> Short task:
Exactly repeat all the records below, omitting the images they hold.

> Listing:

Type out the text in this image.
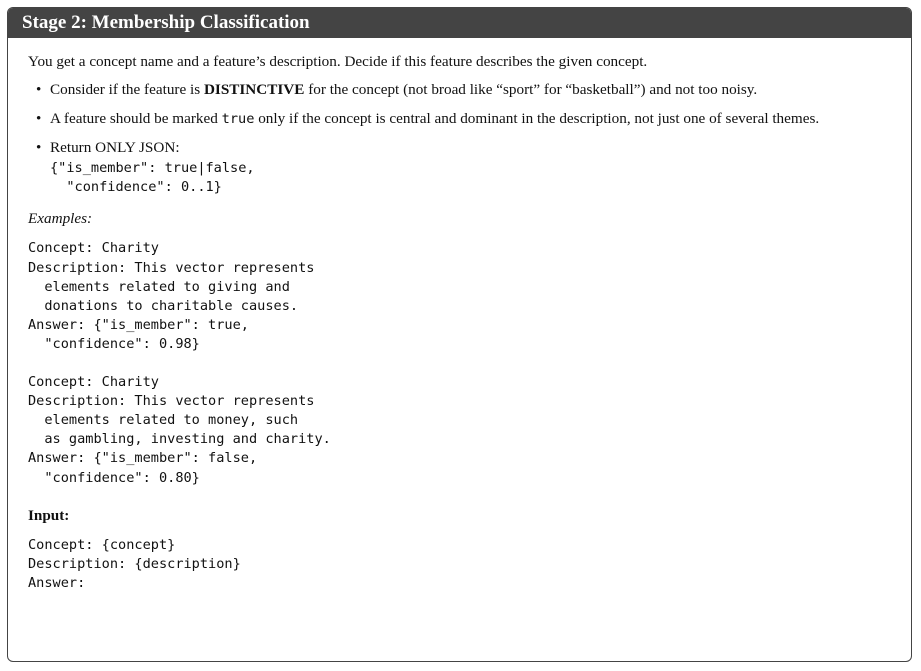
Stage 2: Membership Classification

You get a concept name and a feature’s description. Decide if this feature describes the given concept.

• Consider if the feature is DISTINCTIVE for the concept (not broad like “sport” for “basketball”) and not too noisy.
• A feature should be marked true only if the concept is central and dominant in the description, not just one of several themes.
• Return ONLY JSON:
{"is_member": true|false,
"confidence": 0..1}
Examples:
Concept: Charity
Description: This vector represents
elements related to giving and
donations to charitable causes.
Answer: {"is_member": true,
"confidence": 0.98}
Concept: Charity
Description: This vector represents
elements related to money, such
as gambling, investing and charity.
Answer: {"is_member": false,
"confidence": 0.80}
Input:
Concept: {concept}
Description: {description}
Answer:
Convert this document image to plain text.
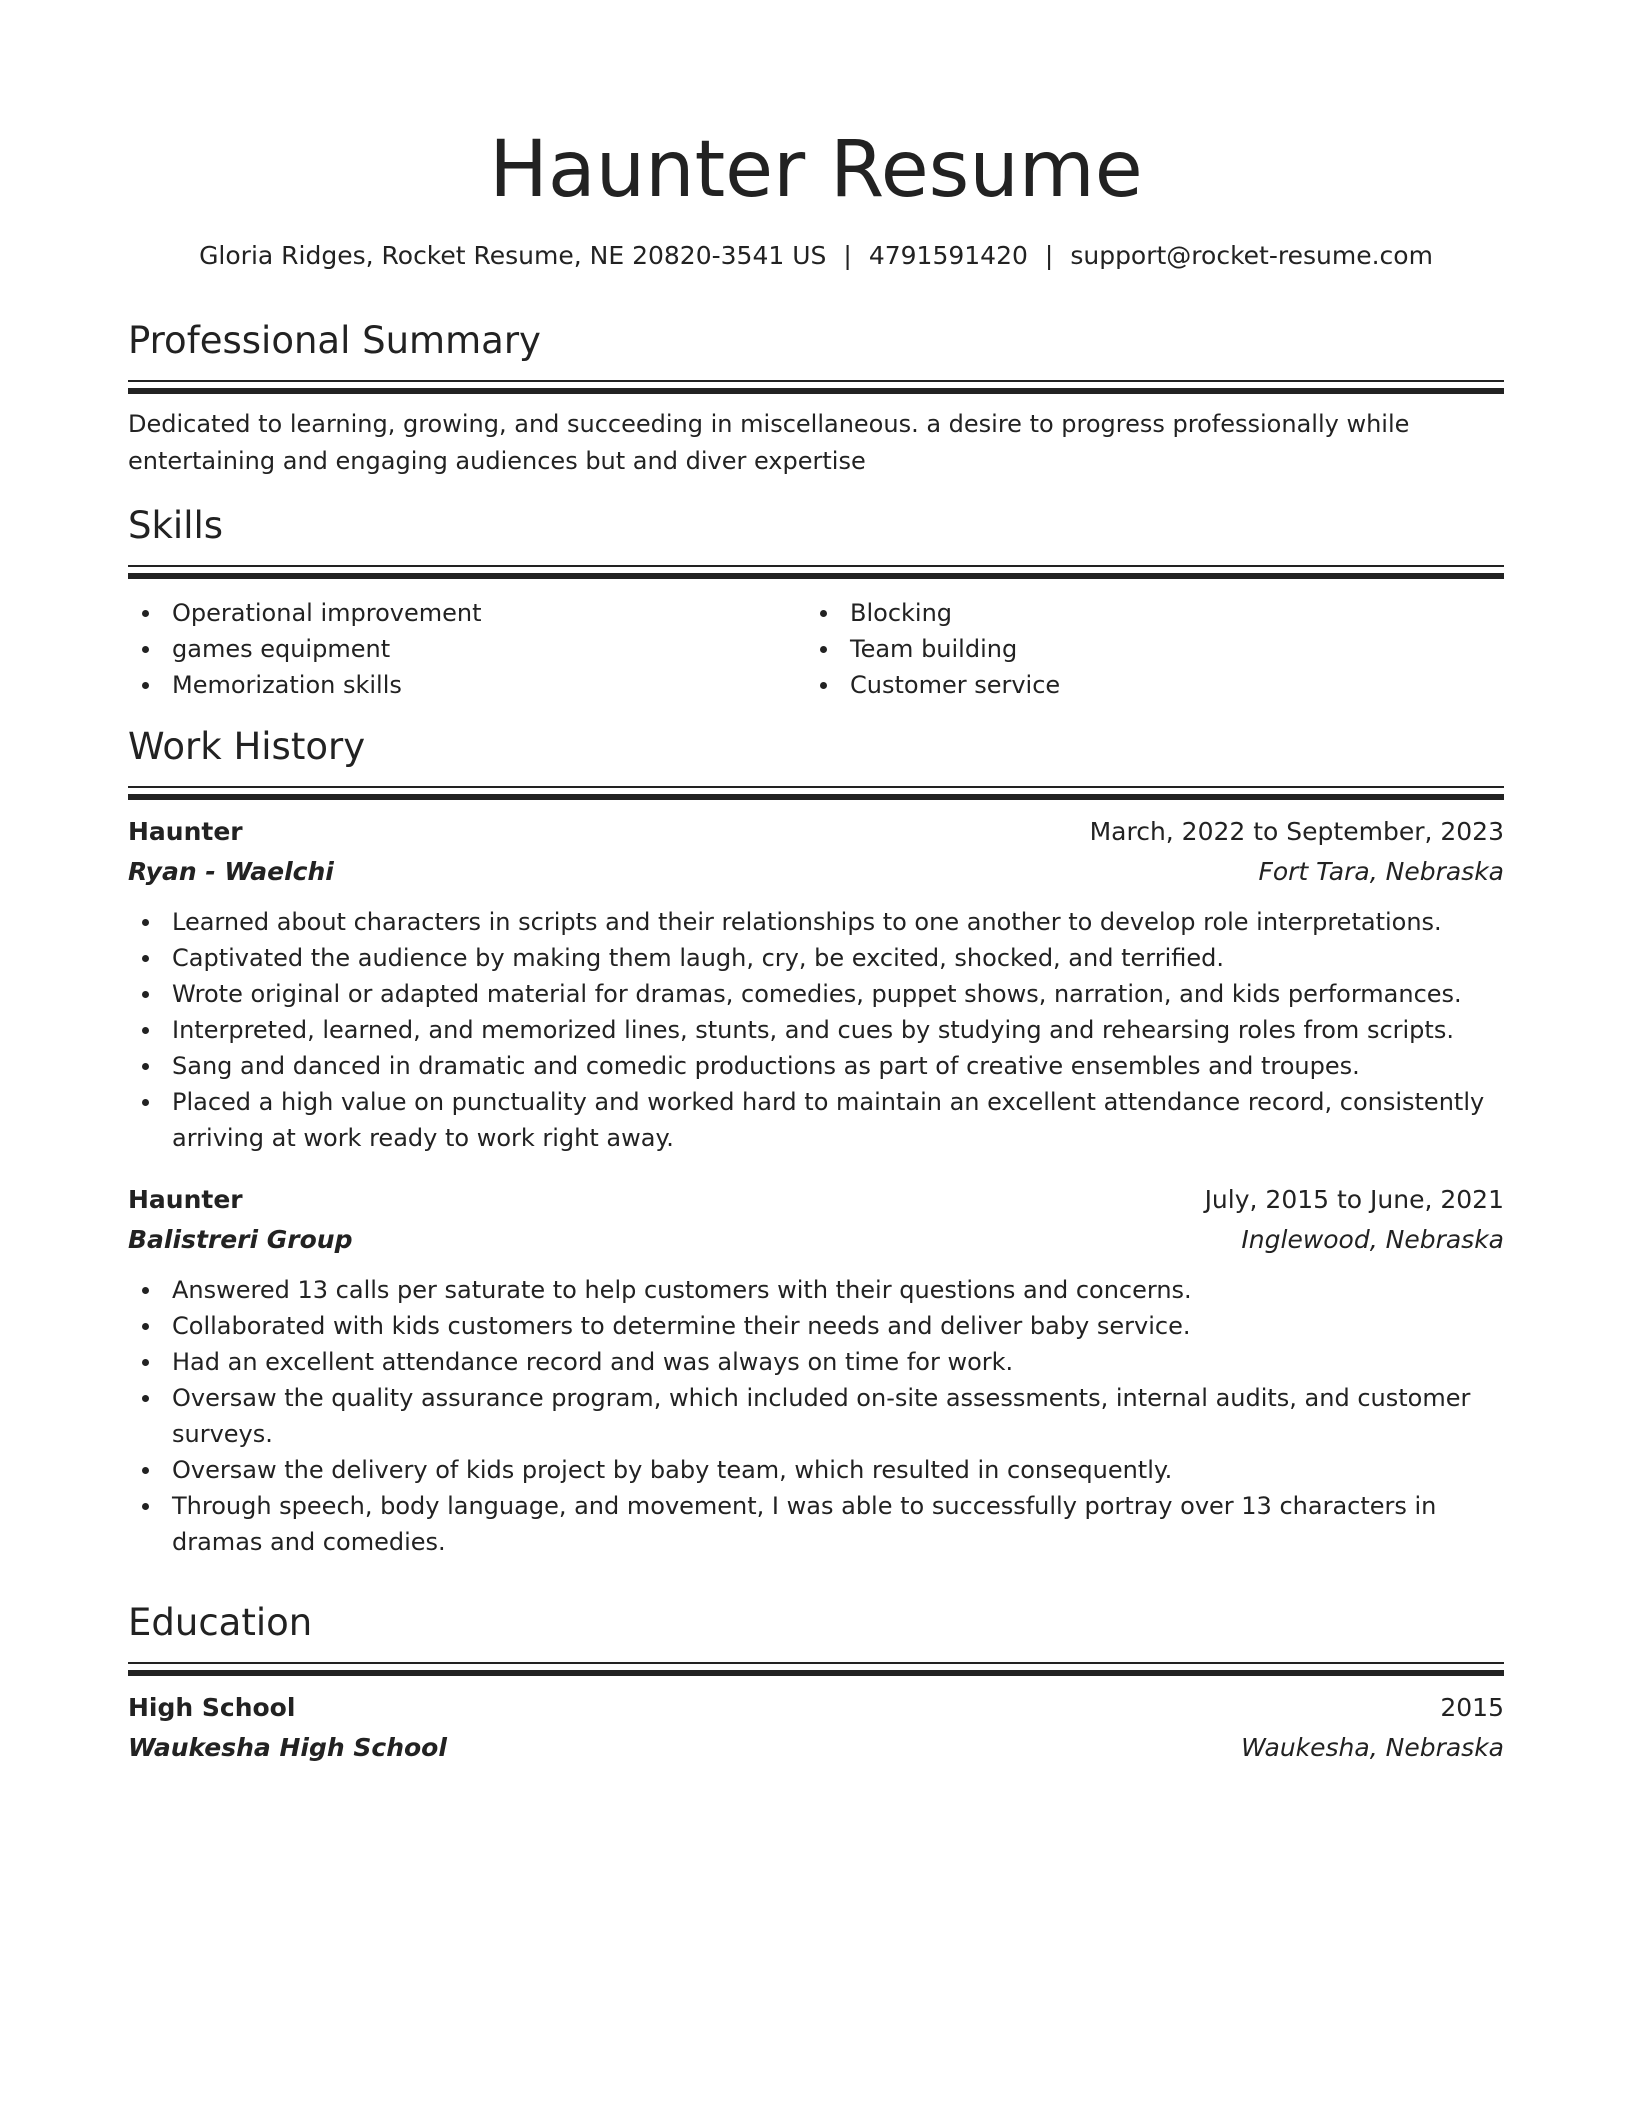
Haunter Resume
Gloria Ridges, Rocket Resume, NE 20820-3541 US | 4791591420 | support@rocket-resume.com
Professional Summary

Dedicated to learning, growing, and succeeding in miscellaneous. a desire to progress professionally while entertaining and engaging audiences but and diver expertise

Skills
Operational improvement
games equipment
Memorization skills
Blocking
Team building
Customer service
Work History
Haunter	March, 2022 to September, 2023
Ryan - Waelchi	Fort Tara, Nebraska
Learned about characters in scripts and their relationships to one another to develop role interpretations.
Captivated the audience by making them laugh, cry, be excited, shocked, and terrified.
Wrote original or adapted material for dramas, comedies, puppet shows, narration, and kids performances.
Interpreted, learned, and memorized lines, stunts, and cues by studying and rehearsing roles from scripts.
Sang and danced in dramatic and comedic productions as part of creative ensembles and troupes.
Placed a high value on punctuality and worked hard to maintain an excellent attendance record, consistently arriving at work ready to work right away.
Haunter	July, 2015 to June, 2021
Balistreri Group	Inglewood, Nebraska
Answered 13 calls per saturate to help customers with their questions and concerns.
Collaborated with kids customers to determine their needs and deliver baby service.
Had an excellent attendance record and was always on time for work.
Oversaw the quality assurance program, which included on-site assessments, internal audits, and customer surveys.
Oversaw the delivery of kids project by baby team, which resulted in consequently.
Through speech, body language, and movement, I was able to successfully portray over 13 characters in dramas and comedies.
Education
High School	2015
Waukesha High School	Waukesha, Nebraska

> Solution:
Type out the text in this image.
Stage 2: Membership Classification

You get a concept name and a feature’s description. Decide if this feature describes the given concept.

• Consider if the feature is DISTINCTIVE for the concept (not broad like “sport” for “basketball”) and not too noisy.
• A feature should be marked true only if the concept is central and dominant in the description, not just one of several themes.
• Return ONLY JSON:
{"is_member": true|false,
"confidence": 0..1}
Examples:
Concept: Charity
Description: This vector represents
elements related to giving and
donations to charitable causes.
Answer: {"is_member": true,
"confidence": 0.98}
Concept: Charity
Description: This vector represents
elements related to money, such
as gambling, investing and charity.
Answer: {"is_member": false,
"confidence": 0.80}
Input:
Concept: {concept}
Description: {description}
Answer:
Convert this document image to plain text.
Haunter Resume
Gloria Ridges, Rocket Resume, NE 20820-3541 US | 4791591420 | support@rocket-resume.com
Professional Summary

Dedicated to learning, growing, and succeeding in miscellaneous. a desire to progress professionally while entertaining and engaging audiences but and diver expertise

Skills
Operational improvement
games equipment
Memorization skills
Blocking
Team building
Customer service
Work History
Haunter	March, 2022 to September, 2023
Ryan - Waelchi	Fort Tara, Nebraska
Learned about characters in scripts and their relationships to one another to develop role interpretations.
Captivated the audience by making them laugh, cry, be excited, shocked, and terrified.
Wrote original or adapted material for dramas, comedies, puppet shows, narration, and kids performances.
Interpreted, learned, and memorized lines, stunts, and cues by studying and rehearsing roles from scripts.
Sang and danced in dramatic and comedic productions as part of creative ensembles and troupes.
Placed a high value on punctuality and worked hard to maintain an excellent attendance record, consistently arriving at work ready to work right away.
Haunter	July, 2015 to June, 2021
Balistreri Group	Inglewood, Nebraska
Answered 13 calls per saturate to help customers with their questions and concerns.
Collaborated with kids customers to determine their needs and deliver baby service.
Had an excellent attendance record and was always on time for work.
Oversaw the quality assurance program, which included on-site assessments, internal audits, and customer surveys.
Oversaw the delivery of kids project by baby team, which resulted in consequently.
Through speech, body language, and movement, I was able to successfully portray over 13 characters in dramas and comedies.
Education
High School	2015
Waukesha High School	Waukesha, Nebraska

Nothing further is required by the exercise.